[Opening DATA TO PROCESS section]
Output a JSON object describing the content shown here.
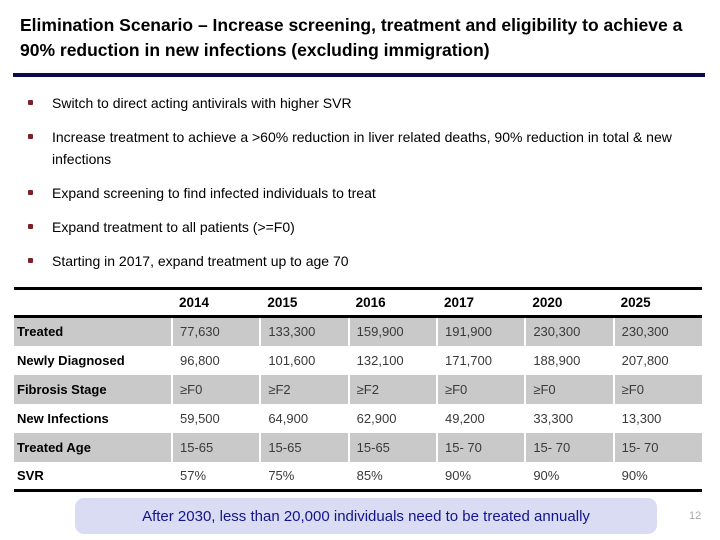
{
  "slide": {
    "title": "Elimination Scenario – Increase screening, treatment and eligibility to achieve a 90% reduction in new infections (excluding immigration)",
    "bullets": [
      "Switch to direct acting antivirals with higher SVR",
      "Increase treatment to achieve a >60% reduction in liver related deaths, 90% reduction in total & new infections",
      "Expand screening to find infected individuals to treat",
      "Expand treatment to all patients (>=F0)",
      "Starting in 2017, expand treatment up to age 70"
    ],
    "callout": "After 2030, less than 20,000 individuals need to be treated annually",
    "page_number": "12"
  },
  "table": {
    "columns": [
      "2014",
      "2015",
      "2016",
      "2017",
      "2020",
      "2025"
    ],
    "rows": [
      {
        "label": "Treated",
        "values": [
          "77,630",
          "133,300",
          "159,900",
          "191,900",
          "230,300",
          "230,300"
        ]
      },
      {
        "label": "Newly Diagnosed",
        "values": [
          "96,800",
          "101,600",
          "132,100",
          "171,700",
          "188,900",
          "207,800"
        ]
      },
      {
        "label": "Fibrosis Stage",
        "values": [
          "≥F0",
          "≥F2",
          "≥F2",
          "≥F0",
          "≥F0",
          "≥F0"
        ]
      },
      {
        "label": "New Infections",
        "values": [
          "59,500",
          "64,900",
          "62,900",
          "49,200",
          "33,300",
          "13,300"
        ]
      },
      {
        "label": "Treated Age",
        "values": [
          "15-65",
          "15-65",
          "15-65",
          "15- 70",
          "15- 70",
          "15- 70"
        ]
      },
      {
        "label": "SVR",
        "values": [
          "57%",
          "75%",
          "85%",
          "90%",
          "90%",
          "90%"
        ]
      }
    ]
  },
  "colors": {
    "title_rule": "#0a0a4d",
    "bullet_marker": "#7c2128",
    "table_band": "#c9c9c9",
    "callout_background": "#d9dcf3",
    "callout_text": "#14148c"
  }
}
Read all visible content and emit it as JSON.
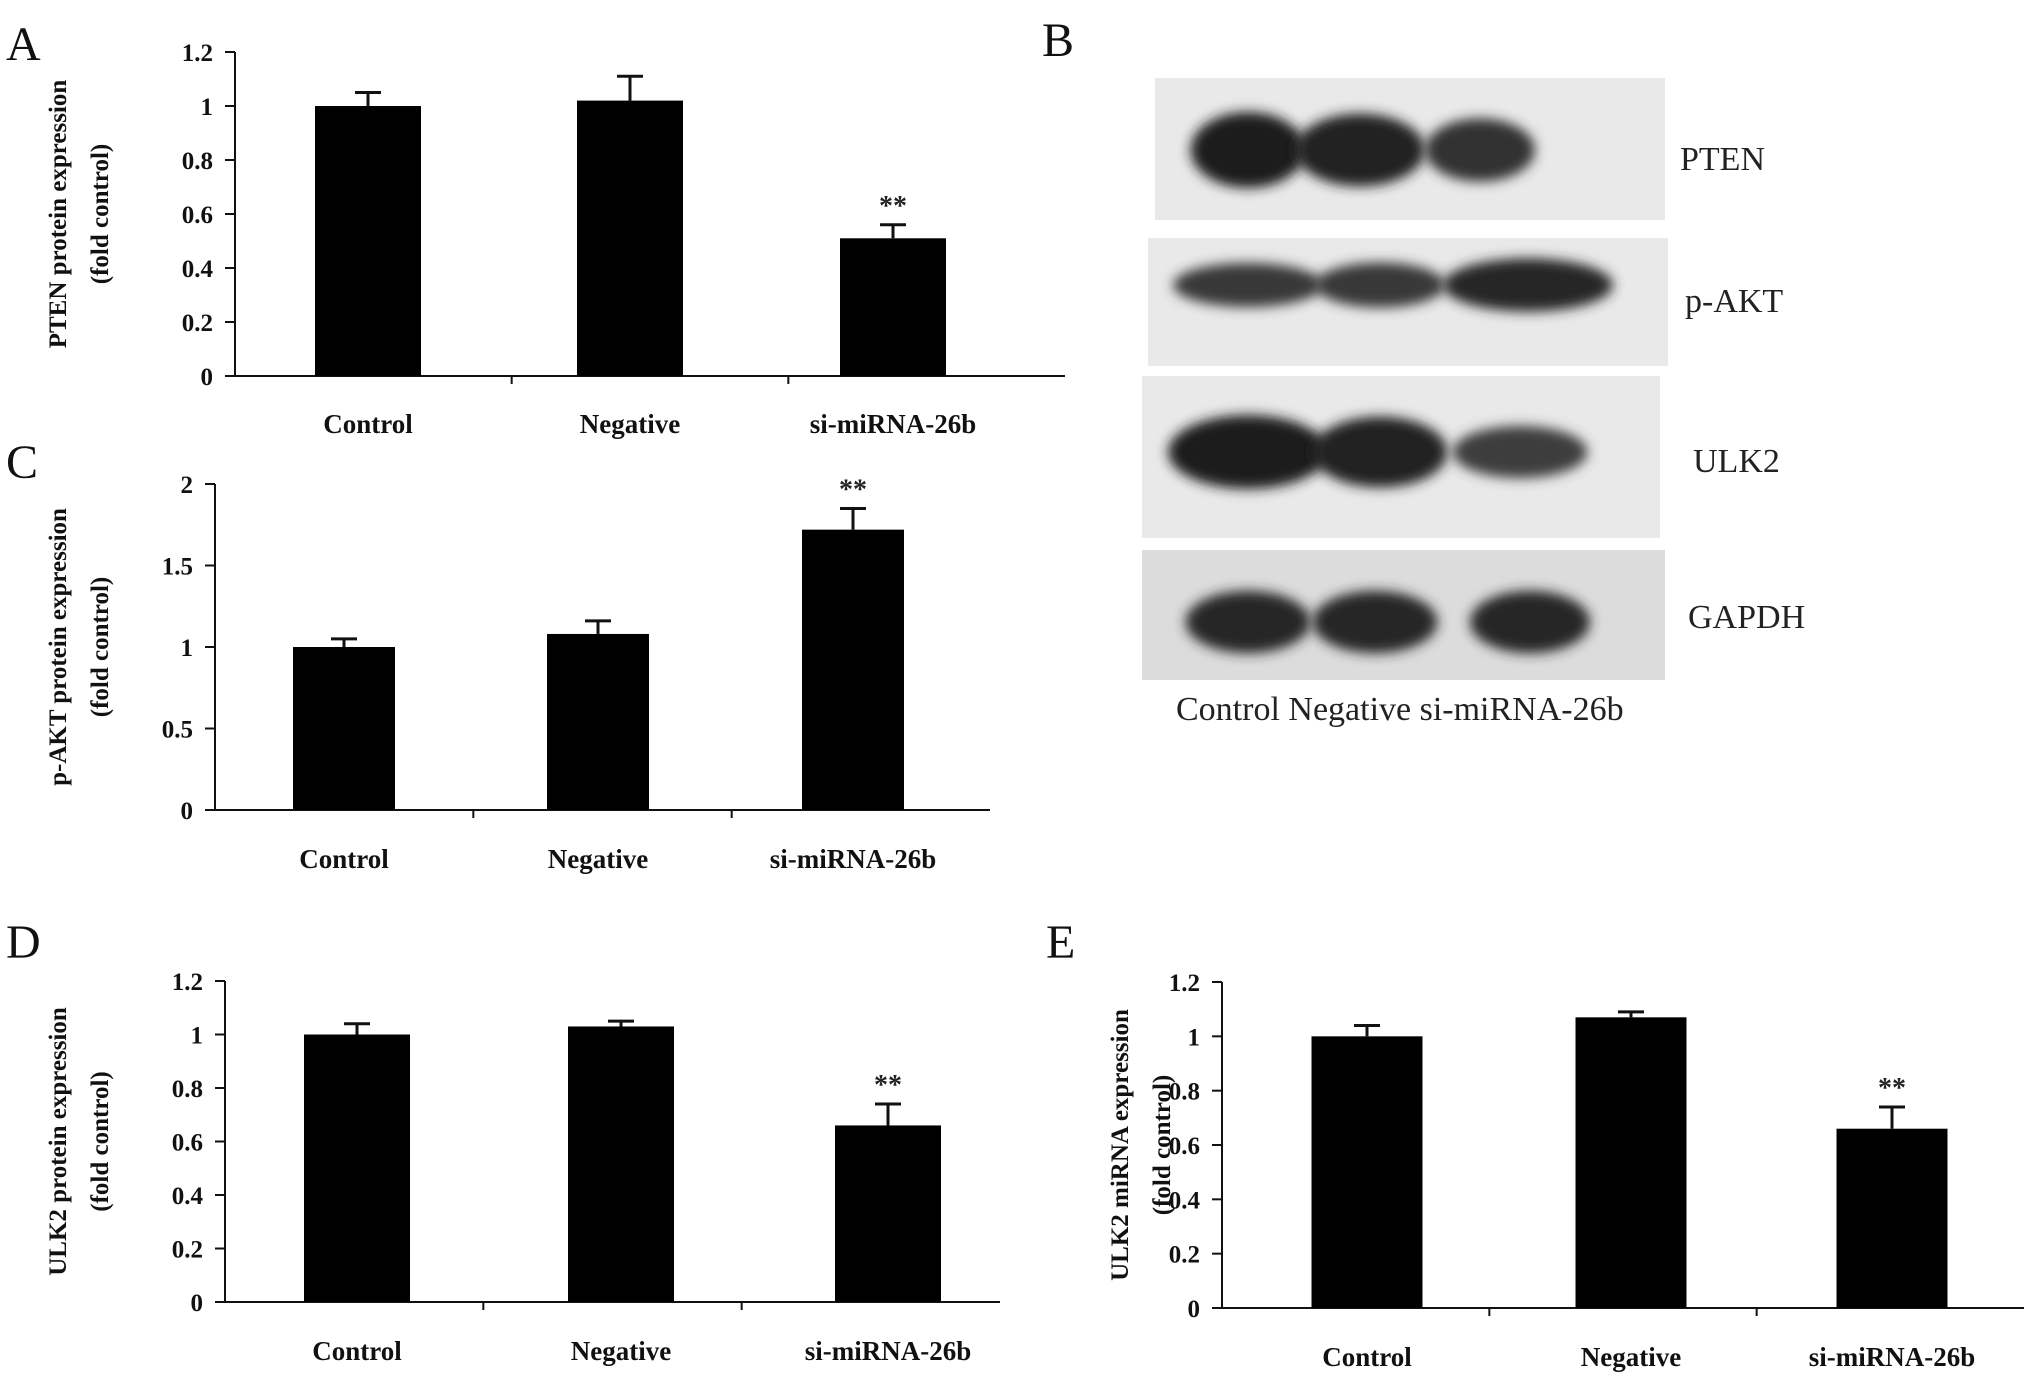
{
  "chart_data": [
    {
      "panel": "A",
      "type": "bar",
      "categories": [
        "Control",
        "Negative",
        "si-miRNA-26b"
      ],
      "values": [
        1.0,
        1.02,
        0.51
      ],
      "errors": [
        0.05,
        0.09,
        0.05
      ],
      "significance": [
        "",
        "",
        "**"
      ],
      "ylabel": [
        "PTEN protein expression",
        "(fold control)"
      ],
      "yticks": [
        "0",
        "0.2",
        "0.4",
        "0.6",
        "0.8",
        "1",
        "1.2"
      ],
      "ylim": [
        0,
        1.2
      ],
      "bar_color": "#000000"
    },
    {
      "panel": "C",
      "type": "bar",
      "categories": [
        "Control",
        "Negative",
        "si-miRNA-26b"
      ],
      "values": [
        1.0,
        1.08,
        1.72
      ],
      "errors": [
        0.05,
        0.08,
        0.13
      ],
      "significance": [
        "",
        "",
        "**"
      ],
      "ylabel": [
        "p-AKT protein expression",
        "(fold control)"
      ],
      "yticks": [
        "0",
        "0.5",
        "1",
        "1.5",
        "2"
      ],
      "ylim": [
        0,
        2
      ],
      "bar_color": "#000000"
    },
    {
      "panel": "D",
      "type": "bar",
      "categories": [
        "Control",
        "Negative",
        "si-miRNA-26b"
      ],
      "values": [
        1.0,
        1.03,
        0.66
      ],
      "errors": [
        0.04,
        0.02,
        0.08
      ],
      "significance": [
        "",
        "",
        "**"
      ],
      "ylabel": [
        "ULK2 protein expression",
        "(fold control)"
      ],
      "yticks": [
        "0",
        "0.2",
        "0.4",
        "0.6",
        "0.8",
        "1",
        "1.2"
      ],
      "ylim": [
        0,
        1.2
      ],
      "bar_color": "#000000"
    },
    {
      "panel": "E",
      "type": "bar",
      "categories": [
        "Control",
        "Negative",
        "si-miRNA-26b"
      ],
      "values": [
        1.0,
        1.07,
        0.66
      ],
      "errors": [
        0.04,
        0.02,
        0.08
      ],
      "significance": [
        "",
        "",
        "**"
      ],
      "ylabel": [
        "ULK2 miRNA expression",
        "(fold control)"
      ],
      "yticks": [
        "0",
        "0.2",
        "0.4",
        "0.6",
        "0.8",
        "1",
        "1.2"
      ],
      "ylim": [
        0,
        1.2
      ],
      "bar_color": "#000000"
    }
  ],
  "western_blot": {
    "panel": "B",
    "bands": [
      "PTEN",
      "p-AKT",
      "ULK2",
      "GAPDH"
    ],
    "lanes_label": "Control Negative si-miRNA-26b",
    "band_intensity": [
      [
        1.0,
        0.95,
        0.8
      ],
      [
        0.7,
        0.72,
        0.9
      ],
      [
        1.0,
        0.95,
        0.65
      ],
      [
        0.9,
        0.9,
        0.9
      ]
    ]
  }
}
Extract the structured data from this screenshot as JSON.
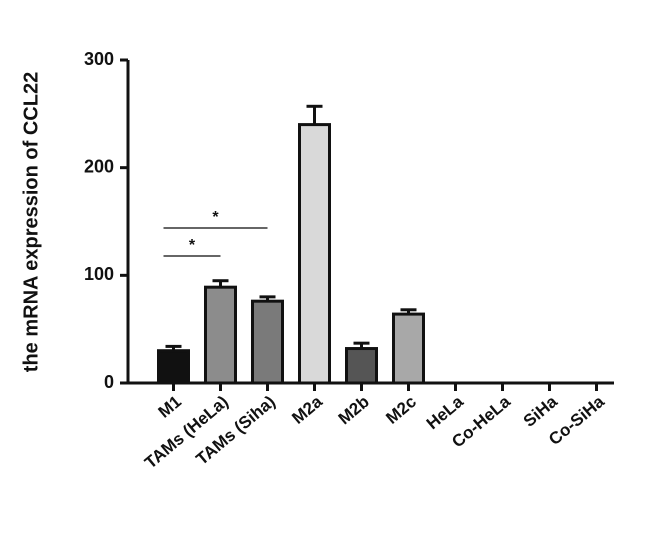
{
  "chart_data": {
    "type": "bar",
    "y_label": "the mRNA expression of CCL22",
    "categories": [
      "M1",
      "TAMs (HeLa)",
      "TAMs (Siha)",
      "M2a",
      "M2b",
      "M2c",
      "HeLa",
      "Co-HeLa",
      "SiHa",
      "Co-SiHa"
    ],
    "values": [
      30,
      89,
      76,
      240,
      32,
      64,
      0,
      0,
      0,
      0
    ],
    "errors": [
      4,
      6,
      4,
      17,
      5,
      4,
      null,
      null,
      null,
      null
    ],
    "colors": [
      "#111111",
      "#8c8c8c",
      "#7a7a7a",
      "#d9d9d9",
      "#555555",
      "#a8a8a8",
      "#ffffff",
      "#ffffff",
      "#ffffff",
      "#ffffff"
    ],
    "ylim": [
      0,
      300
    ],
    "yticks": [
      0,
      100,
      200,
      300
    ],
    "annotations": [
      {
        "from": 0,
        "to": 2,
        "y": 144,
        "label": "*"
      },
      {
        "from": 0,
        "to": 1,
        "y": 118,
        "label": "*"
      }
    ]
  }
}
[Closing DATA TO PROCESS section]
- DIRECTIONS
Output nothing but the entries above, exactly, once the pictures are removed.

- RESULT OF THE TASK
Output a JSON object describing the content shown here.
{
  "slide": {
    "title": "Elimination Scenario – Increase screening, treatment and eligibility to achieve a 90% reduction in new infections (excluding immigration)",
    "bullets": [
      "Switch to direct acting antivirals with higher SVR",
      "Increase treatment to achieve a >60% reduction in liver related deaths, 90% reduction in total & new infections",
      "Expand screening to find infected individuals to treat",
      "Expand treatment to all patients (>=F0)",
      "Starting in 2017, expand treatment up to age 70"
    ],
    "callout": "After 2030, less than 20,000 individuals need to be treated annually",
    "page_number": "12"
  },
  "table": {
    "columns": [
      "2014",
      "2015",
      "2016",
      "2017",
      "2020",
      "2025"
    ],
    "rows": [
      {
        "label": "Treated",
        "values": [
          "77,630",
          "133,300",
          "159,900",
          "191,900",
          "230,300",
          "230,300"
        ]
      },
      {
        "label": "Newly Diagnosed",
        "values": [
          "96,800",
          "101,600",
          "132,100",
          "171,700",
          "188,900",
          "207,800"
        ]
      },
      {
        "label": "Fibrosis Stage",
        "values": [
          "≥F0",
          "≥F2",
          "≥F2",
          "≥F0",
          "≥F0",
          "≥F0"
        ]
      },
      {
        "label": "New Infections",
        "values": [
          "59,500",
          "64,900",
          "62,900",
          "49,200",
          "33,300",
          "13,300"
        ]
      },
      {
        "label": "Treated Age",
        "values": [
          "15-65",
          "15-65",
          "15-65",
          "15- 70",
          "15- 70",
          "15- 70"
        ]
      },
      {
        "label": "SVR",
        "values": [
          "57%",
          "75%",
          "85%",
          "90%",
          "90%",
          "90%"
        ]
      }
    ]
  },
  "colors": {
    "title_rule": "#0a0a4d",
    "bullet_marker": "#7c2128",
    "table_band": "#c9c9c9",
    "callout_background": "#d9dcf3",
    "callout_text": "#14148c"
  }
}
Read all visible content and emit it as JSON.
{
  "chart_data": [
    {
      "panel": "A",
      "type": "bar",
      "categories": [
        "Control",
        "Negative",
        "si-miRNA-26b"
      ],
      "values": [
        1.0,
        1.02,
        0.51
      ],
      "errors": [
        0.05,
        0.09,
        0.05
      ],
      "significance": [
        "",
        "",
        "**"
      ],
      "ylabel": [
        "PTEN protein expression",
        "(fold control)"
      ],
      "yticks": [
        "0",
        "0.2",
        "0.4",
        "0.6",
        "0.8",
        "1",
        "1.2"
      ],
      "ylim": [
        0,
        1.2
      ],
      "bar_color": "#000000"
    },
    {
      "panel": "C",
      "type": "bar",
      "categories": [
        "Control",
        "Negative",
        "si-miRNA-26b"
      ],
      "values": [
        1.0,
        1.08,
        1.72
      ],
      "errors": [
        0.05,
        0.08,
        0.13
      ],
      "significance": [
        "",
        "",
        "**"
      ],
      "ylabel": [
        "p-AKT protein expression",
        "(fold control)"
      ],
      "yticks": [
        "0",
        "0.5",
        "1",
        "1.5",
        "2"
      ],
      "ylim": [
        0,
        2
      ],
      "bar_color": "#000000"
    },
    {
      "panel": "D",
      "type": "bar",
      "categories": [
        "Control",
        "Negative",
        "si-miRNA-26b"
      ],
      "values": [
        1.0,
        1.03,
        0.66
      ],
      "errors": [
        0.04,
        0.02,
        0.08
      ],
      "significance": [
        "",
        "",
        "**"
      ],
      "ylabel": [
        "ULK2 protein expression",
        "(fold control)"
      ],
      "yticks": [
        "0",
        "0.2",
        "0.4",
        "0.6",
        "0.8",
        "1",
        "1.2"
      ],
      "ylim": [
        0,
        1.2
      ],
      "bar_color": "#000000"
    },
    {
      "panel": "E",
      "type": "bar",
      "categories": [
        "Control",
        "Negative",
        "si-miRNA-26b"
      ],
      "values": [
        1.0,
        1.07,
        0.66
      ],
      "errors": [
        0.04,
        0.02,
        0.08
      ],
      "significance": [
        "",
        "",
        "**"
      ],
      "ylabel": [
        "ULK2 miRNA expression",
        "(fold control)"
      ],
      "yticks": [
        "0",
        "0.2",
        "0.4",
        "0.6",
        "0.8",
        "1",
        "1.2"
      ],
      "ylim": [
        0,
        1.2
      ],
      "bar_color": "#000000"
    }
  ],
  "western_blot": {
    "panel": "B",
    "bands": [
      "PTEN",
      "p-AKT",
      "ULK2",
      "GAPDH"
    ],
    "lanes_label": "Control Negative si-miRNA-26b",
    "band_intensity": [
      [
        1.0,
        0.95,
        0.8
      ],
      [
        0.7,
        0.72,
        0.9
      ],
      [
        1.0,
        0.95,
        0.65
      ],
      [
        0.9,
        0.9,
        0.9
      ]
    ]
  }
}
Extract the structured data from this screenshot as JSON.
{
  "chart_data": {
    "type": "bar",
    "y_label": "the mRNA expression of CCL22",
    "categories": [
      "M1",
      "TAMs (HeLa)",
      "TAMs (Siha)",
      "M2a",
      "M2b",
      "M2c",
      "HeLa",
      "Co-HeLa",
      "SiHa",
      "Co-SiHa"
    ],
    "values": [
      30,
      89,
      76,
      240,
      32,
      64,
      0,
      0,
      0,
      0
    ],
    "errors": [
      4,
      6,
      4,
      17,
      5,
      4,
      null,
      null,
      null,
      null
    ],
    "colors": [
      "#111111",
      "#8c8c8c",
      "#7a7a7a",
      "#d9d9d9",
      "#555555",
      "#a8a8a8",
      "#ffffff",
      "#ffffff",
      "#ffffff",
      "#ffffff"
    ],
    "ylim": [
      0,
      300
    ],
    "yticks": [
      0,
      100,
      200,
      300
    ],
    "annotations": [
      {
        "from": 0,
        "to": 2,
        "y": 144,
        "label": "*"
      },
      {
        "from": 0,
        "to": 1,
        "y": 118,
        "label": "*"
      }
    ]
  }
}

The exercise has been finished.